## Start EXTRACTED DATA
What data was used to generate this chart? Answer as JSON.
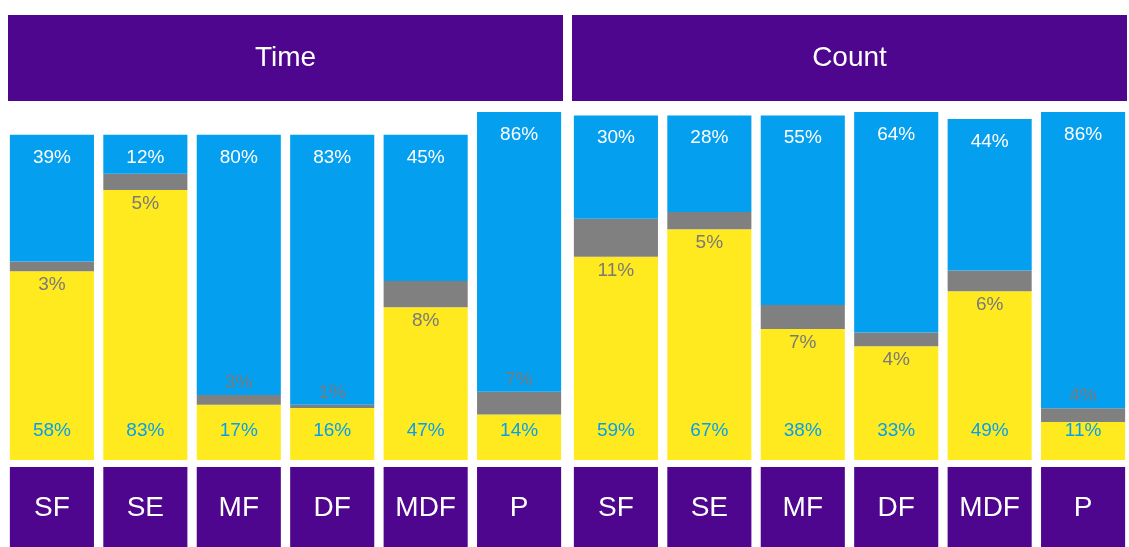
{
  "chart_data": [
    {
      "type": "bar",
      "title": "Time",
      "categories": [
        "SF",
        "SE",
        "MF",
        "DF",
        "MDF",
        "P"
      ],
      "stacked": true,
      "series": [
        {
          "color": "#ffea1f",
          "values": [
            58,
            83,
            17,
            16,
            47,
            14
          ],
          "value_labels": [
            "58%",
            "83%",
            "17%",
            "16%",
            "47%",
            "14%"
          ]
        },
        {
          "color": "#808080",
          "values": [
            3,
            5,
            3,
            1,
            8,
            7
          ],
          "value_labels": [
            "3%",
            "5%",
            "3%",
            "1%",
            "8%",
            "7%"
          ]
        },
        {
          "color": "#049fee",
          "values": [
            39,
            12,
            80,
            83,
            45,
            86
          ],
          "value_labels": [
            "39%",
            "12%",
            "80%",
            "83%",
            "45%",
            "86%"
          ]
        }
      ]
    },
    {
      "type": "bar",
      "title": "Count",
      "categories": [
        "SF",
        "SE",
        "MF",
        "DF",
        "MDF",
        "P"
      ],
      "stacked": true,
      "series": [
        {
          "color": "#ffea1f",
          "values": [
            59,
            67,
            38,
            33,
            49,
            11
          ],
          "value_labels": [
            "59%",
            "67%",
            "38%",
            "33%",
            "49%",
            "11%"
          ]
        },
        {
          "color": "#808080",
          "values": [
            11,
            5,
            7,
            4,
            6,
            4
          ],
          "value_labels": [
            "11%",
            "5%",
            "7%",
            "4%",
            "6%",
            "4%"
          ]
        },
        {
          "color": "#049fee",
          "values": [
            30,
            28,
            55,
            64,
            44,
            86
          ],
          "value_labels": [
            "30%",
            "28%",
            "55%",
            "64%",
            "44%",
            "86%"
          ]
        }
      ]
    }
  ]
}
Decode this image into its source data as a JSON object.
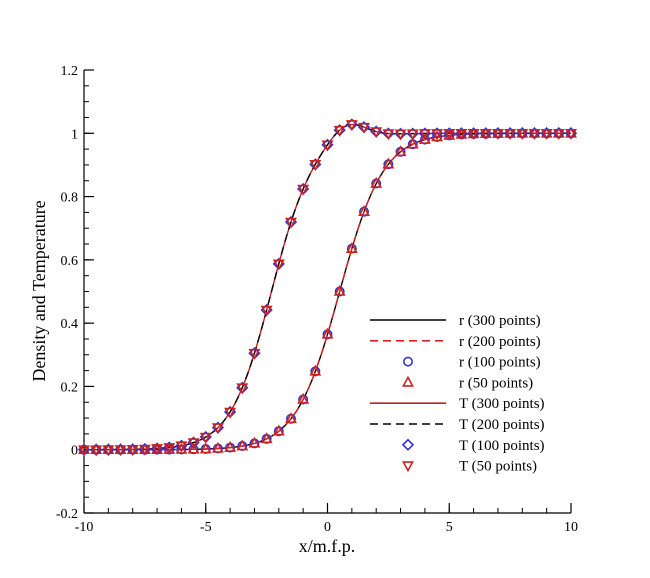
{
  "chart_data": {
    "type": "line",
    "title": "",
    "xlabel": "x/m.f.p.",
    "ylabel": "Density and Temperature",
    "xlim": [
      -10,
      10
    ],
    "ylim": [
      -0.2,
      1.2
    ],
    "x_major_ticks": [
      -10,
      -5,
      0,
      5,
      10
    ],
    "x_tick_labels": [
      "-10",
      "-5",
      "0",
      "5",
      "10"
    ],
    "y_major_ticks": [
      -0.2,
      0,
      0.2,
      0.4,
      0.6,
      0.8,
      1,
      1.2
    ],
    "y_tick_labels": [
      "-0.2",
      "0",
      "0.2",
      "0.4",
      "0.6",
      "0.8",
      "1",
      "1.2"
    ],
    "x_minor_step": 1,
    "y_minor_step": 0.05,
    "grid": false,
    "legend_position": "bottom-right",
    "curves": {
      "r": {
        "center": 0.5,
        "scale": 0.9,
        "overshoot_amp": 0,
        "overshoot_center": 0,
        "overshoot_width": 1
      },
      "T": {
        "center": -2.3,
        "scale": 0.85,
        "overshoot_amp": 0.05,
        "overshoot_center": 0.8,
        "overshoot_width": 1.0
      }
    },
    "series": [
      {
        "name": "r (300 points)",
        "curve": "r",
        "style": "line",
        "color": "#000000",
        "dash": "none",
        "points": 300
      },
      {
        "name": "r (200 points)",
        "curve": "r",
        "style": "line",
        "color": "#e02020",
        "dash": "8,5",
        "points": 200
      },
      {
        "name": "r (100 points)",
        "curve": "r",
        "style": "marker",
        "marker": "circle",
        "color": "#3333cc",
        "points": 100,
        "marker_spacing": 0.5
      },
      {
        "name": "r (50 points)",
        "curve": "r",
        "style": "marker",
        "marker": "triangle-up",
        "color": "#cc2222",
        "points": 50,
        "marker_spacing": 0.5
      },
      {
        "name": "T (300 points)",
        "curve": "T",
        "style": "line",
        "color": "#c02020",
        "dash": "none",
        "points": 300
      },
      {
        "name": "T (200 points)",
        "curve": "T",
        "style": "line",
        "color": "#000000",
        "dash": "8,5",
        "points": 200
      },
      {
        "name": "T (100 points)",
        "curve": "T",
        "style": "marker",
        "marker": "diamond",
        "color": "#3333cc",
        "points": 100,
        "marker_spacing": 0.5
      },
      {
        "name": "T (50 points)",
        "curve": "T",
        "style": "marker",
        "marker": "triangle-down",
        "color": "#cc2222",
        "points": 50,
        "marker_spacing": 0.5
      }
    ]
  }
}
## End EXTRACTED DATA
:: SHORT PROBLEM ::
Extract from the data every line where "triangle" shows up.

:: OUTPUT FOR THIS EXERCISE ::
        "marker": "triangle-up",
        "marker": "triangle-down",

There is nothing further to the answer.